## begin Given entries
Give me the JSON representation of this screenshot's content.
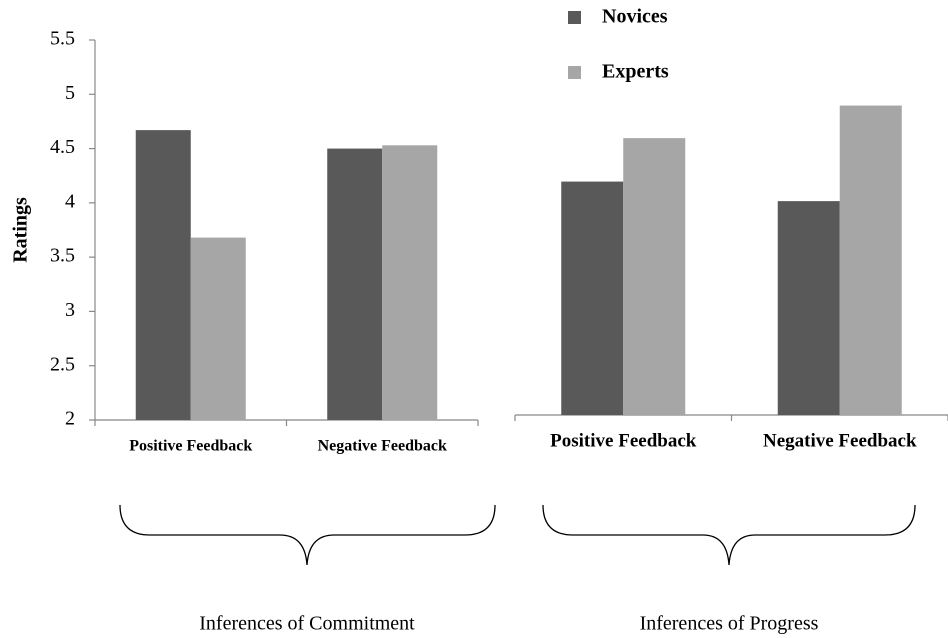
{
  "y_label": "Ratings",
  "chart_data": [
    {
      "type": "bar",
      "group_label": "Inferences of Commitment",
      "categories": [
        "Positive Feedback",
        "Negative Feedback"
      ],
      "series": [
        {
          "name": "Novices",
          "color": "#595959",
          "values": [
            4.67,
            4.5
          ]
        },
        {
          "name": "Experts",
          "color": "#a6a6a6",
          "values": [
            3.68,
            4.53
          ]
        }
      ],
      "ylim": [
        2,
        5.5
      ],
      "yticks": [
        2,
        2.5,
        3,
        3.5,
        4,
        4.5,
        5,
        5.5
      ]
    },
    {
      "type": "bar",
      "group_label": "Inferences of Progress",
      "categories": [
        "Positive Feedback",
        "Negative Feedback"
      ],
      "series": [
        {
          "color": "#595959",
          "values": [
            4.15,
            3.97
          ]
        },
        {
          "color": "#a6a6a6",
          "values": [
            4.55,
            4.85
          ]
        }
      ],
      "ylim": [
        2,
        5.5
      ]
    }
  ]
}
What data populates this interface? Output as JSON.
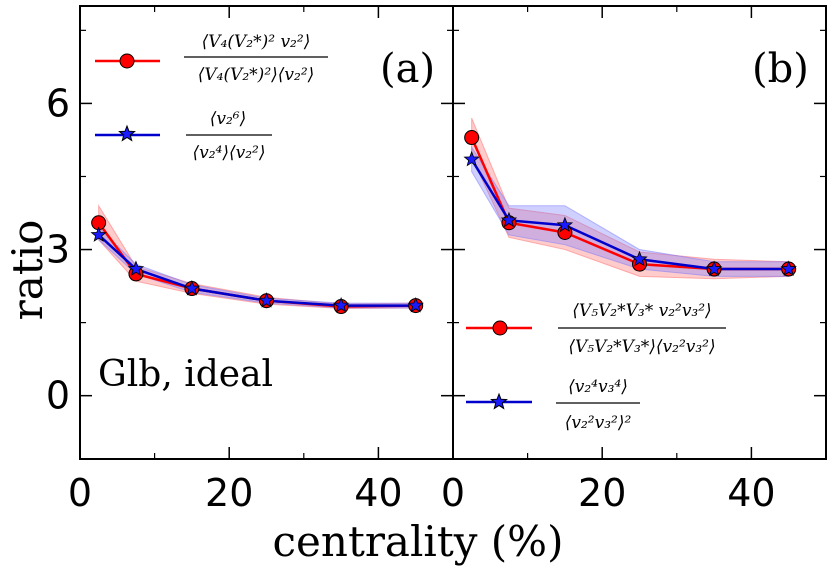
## end Given entries
▶ What is asked:
Give the entries again without a single change, but with no pictures.

▶ Task result:
Give me the JSON representation of this screenshot's content.
{
  "y_label": "Ratings",
  "chart_data": [
    {
      "type": "bar",
      "group_label": "Inferences of Commitment",
      "categories": [
        "Positive Feedback",
        "Negative Feedback"
      ],
      "series": [
        {
          "name": "Novices",
          "color": "#595959",
          "values": [
            4.67,
            4.5
          ]
        },
        {
          "name": "Experts",
          "color": "#a6a6a6",
          "values": [
            3.68,
            4.53
          ]
        }
      ],
      "ylim": [
        2,
        5.5
      ],
      "yticks": [
        2,
        2.5,
        3,
        3.5,
        4,
        4.5,
        5,
        5.5
      ]
    },
    {
      "type": "bar",
      "group_label": "Inferences of Progress",
      "categories": [
        "Positive Feedback",
        "Negative Feedback"
      ],
      "series": [
        {
          "color": "#595959",
          "values": [
            4.15,
            3.97
          ]
        },
        {
          "color": "#a6a6a6",
          "values": [
            4.55,
            4.85
          ]
        }
      ],
      "ylim": [
        2,
        5.5
      ]
    }
  ]
}
What data populates this interface? Output as JSON.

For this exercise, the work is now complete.